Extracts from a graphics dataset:
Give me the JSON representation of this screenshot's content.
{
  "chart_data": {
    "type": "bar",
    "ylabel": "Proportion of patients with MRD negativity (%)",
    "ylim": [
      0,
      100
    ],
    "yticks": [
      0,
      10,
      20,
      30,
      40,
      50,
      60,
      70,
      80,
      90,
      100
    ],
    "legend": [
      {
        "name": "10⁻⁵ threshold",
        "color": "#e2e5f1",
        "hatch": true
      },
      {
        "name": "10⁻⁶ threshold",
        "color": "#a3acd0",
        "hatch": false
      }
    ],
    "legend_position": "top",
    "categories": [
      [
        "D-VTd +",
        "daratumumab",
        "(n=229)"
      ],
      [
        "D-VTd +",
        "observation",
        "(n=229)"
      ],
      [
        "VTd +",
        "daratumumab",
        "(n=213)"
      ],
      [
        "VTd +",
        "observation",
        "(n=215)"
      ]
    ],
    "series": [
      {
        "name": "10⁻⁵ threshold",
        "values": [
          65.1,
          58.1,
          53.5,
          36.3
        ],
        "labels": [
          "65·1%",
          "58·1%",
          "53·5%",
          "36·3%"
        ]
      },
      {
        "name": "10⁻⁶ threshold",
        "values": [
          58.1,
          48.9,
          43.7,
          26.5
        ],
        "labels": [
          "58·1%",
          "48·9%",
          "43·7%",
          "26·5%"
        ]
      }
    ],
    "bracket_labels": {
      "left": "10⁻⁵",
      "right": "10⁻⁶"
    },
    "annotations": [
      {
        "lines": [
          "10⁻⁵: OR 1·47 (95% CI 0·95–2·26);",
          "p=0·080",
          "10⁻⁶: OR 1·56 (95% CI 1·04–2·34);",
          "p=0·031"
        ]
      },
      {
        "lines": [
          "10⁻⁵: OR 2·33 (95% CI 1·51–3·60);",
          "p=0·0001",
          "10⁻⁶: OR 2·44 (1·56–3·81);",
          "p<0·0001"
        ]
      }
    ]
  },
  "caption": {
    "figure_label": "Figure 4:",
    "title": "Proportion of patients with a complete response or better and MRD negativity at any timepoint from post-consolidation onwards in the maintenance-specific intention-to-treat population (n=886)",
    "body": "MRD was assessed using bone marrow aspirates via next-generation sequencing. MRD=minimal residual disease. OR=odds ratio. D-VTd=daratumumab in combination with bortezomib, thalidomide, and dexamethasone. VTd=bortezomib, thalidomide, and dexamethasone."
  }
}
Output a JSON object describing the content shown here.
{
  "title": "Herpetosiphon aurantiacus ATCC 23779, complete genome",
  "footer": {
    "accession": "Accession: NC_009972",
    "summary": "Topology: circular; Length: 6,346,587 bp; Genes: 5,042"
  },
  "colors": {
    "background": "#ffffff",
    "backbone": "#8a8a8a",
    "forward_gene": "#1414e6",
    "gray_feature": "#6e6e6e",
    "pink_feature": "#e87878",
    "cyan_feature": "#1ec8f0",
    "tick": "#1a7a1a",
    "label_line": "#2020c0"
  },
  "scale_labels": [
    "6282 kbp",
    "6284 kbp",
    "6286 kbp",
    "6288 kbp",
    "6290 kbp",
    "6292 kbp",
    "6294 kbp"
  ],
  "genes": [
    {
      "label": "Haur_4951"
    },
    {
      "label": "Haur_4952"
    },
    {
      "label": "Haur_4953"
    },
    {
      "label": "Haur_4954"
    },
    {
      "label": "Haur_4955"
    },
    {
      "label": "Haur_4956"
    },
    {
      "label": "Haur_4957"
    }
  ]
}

What is required » From the entries, copy out each line containing the word "Proportion".

Exercise answer »
    "ylabel": "Proportion of patients with MRD negativity (%)",
    "title": "Proportion of patients with a complete response or better and MRD negativity at any timepoint from post-consolidation onwards in the maintenance-specific intention-to-treat population (n=886)",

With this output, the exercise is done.